__Passage to read__:
__________________________________________________
# the afterbath wildings



## Missy (Nov 6, 2006)

Is it just my boys or do your Havs get wild and crazy after their baths? My boys just go into a very aggressive play mode with each other--- of course this is after they have RLH and used every surface as their personal towel. But then of course when all is said and done-- they are deliciouslt squishy and soft and smell great!!!!


----------



## marjrc (Jan 13, 2007)

Oh yes! Missy, I think it's very typical of the Havanese to go totally insane and race around like chickens with their heads cut off after their baths!! LOL My guys get frantic and yes, it can sometimes be a bit aggressive, but I stay close by and haven't seen anything other than total joy.

I"m sure other breeds do this, but I don't know which ones. They are such a hoot, aren't they? And yup, they do use every surface as their personal towel ! sigh.............. Ah, but it's all worth it because as you said, they are totally squishable after a bath!!!!!


----------



## SnobunnieNY (Oct 24, 2007)

See another thing I found out the isnt my Boo only! He seemsto be the most mischeivious and wound up after a bath? I thought baths were supposed to be relaxing? Whatever happened to Calgon take me away???


----------



## Jane (Jun 2, 2007)

A resounding YES - crazy afterbath RLH from both boys!! :biggrin1:


----------



## Thumper (Feb 18, 2007)

YES YES YES!!!!!!!!!!! DID I say "*YES*"? LOL

And this isn't just "bath" time...this is ANY time she gets wet, from a paw bath to a butt bath......she is running around like a CRAZY GIRL!!!!!! Jumping on the couches and dashing around the room..oh and did I mention how "vocal" she is during her RLH's?????? Bark bark...grumble grumble...yip! Yip!!!!!!!

haha.

My husband really cracks up when she does this. I"m pretty used to it. I'd say she is always uber hyper after a bath. I think it makes her feel really good and clean  Not to mention the "cheddar cheese" buzz she has!

Kara


----------



## ECudmore (Jun 5, 2007)

I thought it was just Racquet. He goes crazy running around like a madman all over the bed and house. I can barely catch him and must entice him with food to blow-dry. 
Elayne


----------



## Leeann (Feb 28, 2007)

Missy did you have to remind me of what I have to go through this weekend… Riley is way overdue for a bath and he is a complete maniac if I let him loose. He gets so bad sometimes I’m afraid he’s going to hurt himself. I have tried several times to video tape it but he is so fast I cant keep the camera on him. Oh and the growling noises he makes as he’s charging through the house, boy does he like to tell me off. Then of course the mats he creates yikes. I could really use some help this weekend bathing if anyone want to see this maniac first hand please come over and help..
__________________________________________________
__Request__:
Decide whether each statement below agrees with the forum thread above. Answer yes or no, and quote the words from the thread that settle it.
1. Thumper's dog gets wild only after a full bath.
2. ECudmore uses food to coax Racquet into being blow-dried.
3. Leeann has managed to videotape Riley running around after a bath.

__Data block__:
__________________________________________________
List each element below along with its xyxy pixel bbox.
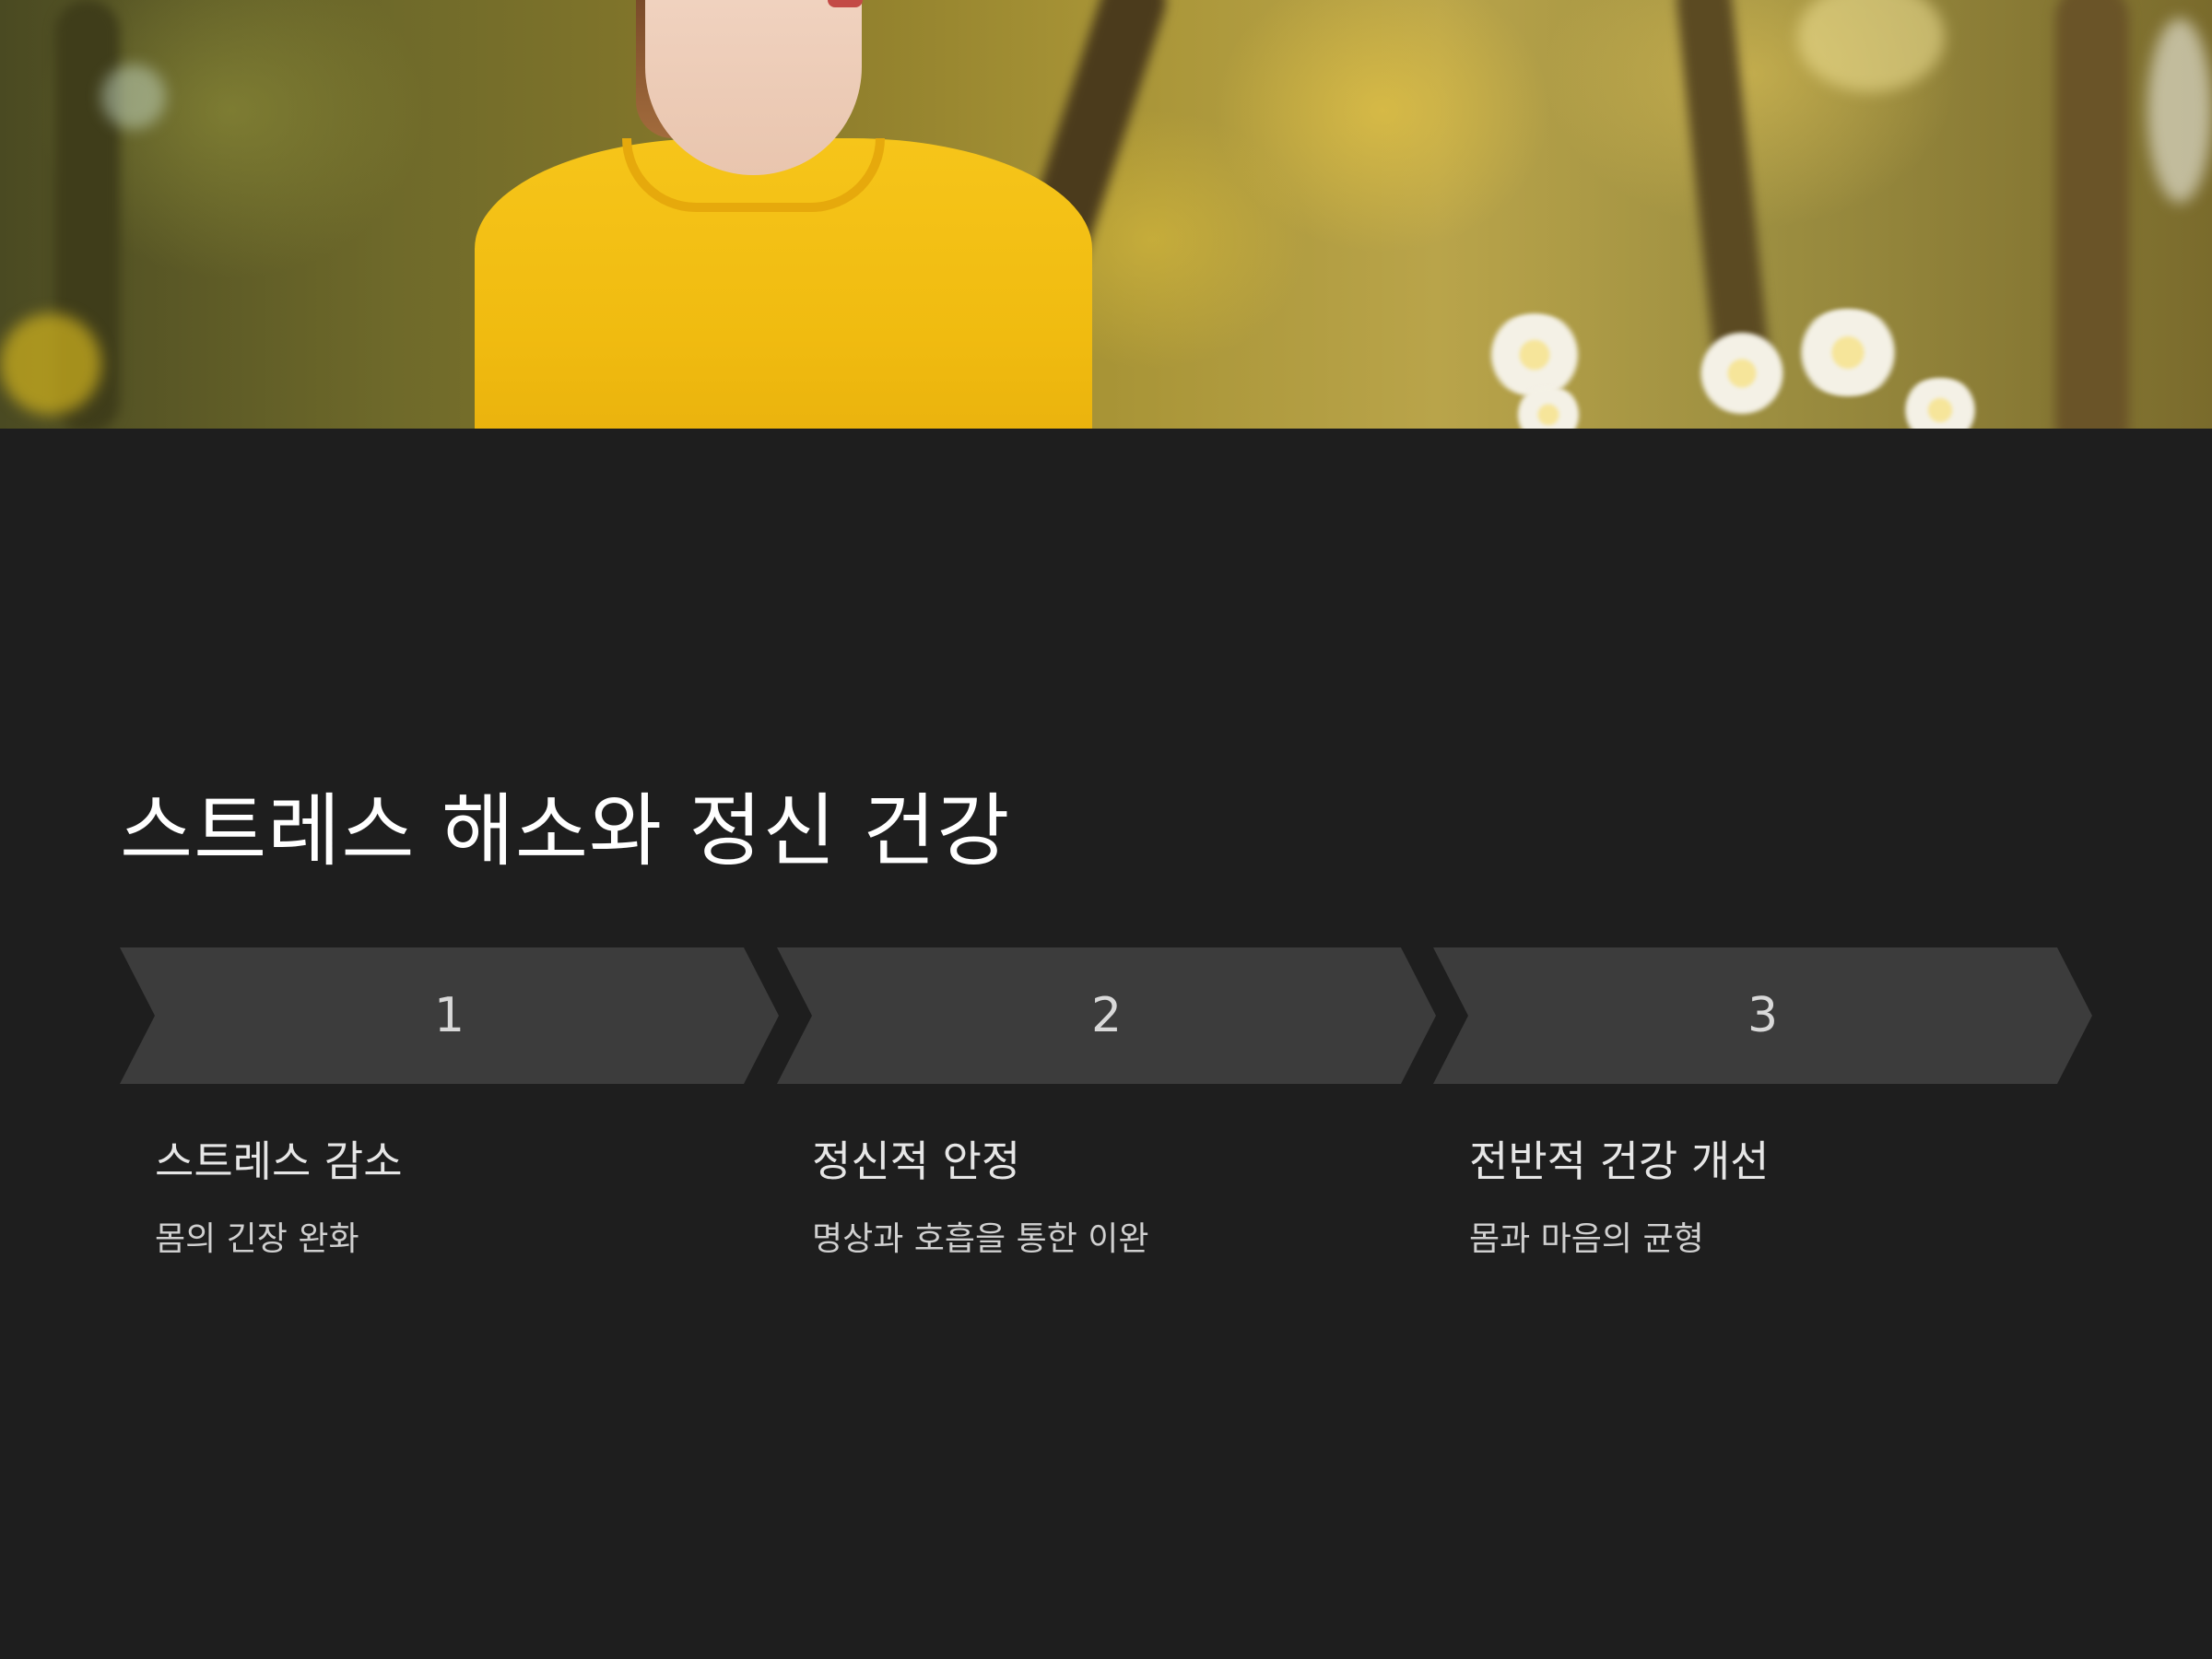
__________________________________________________
__Exercise answer__:
1. No: "this is ANY time she gets wet, from a paw bath to a butt bath"
2. Yes: "must entice him with food to blow-dry"
3. No: "he is so fast I cant keep the camera on him"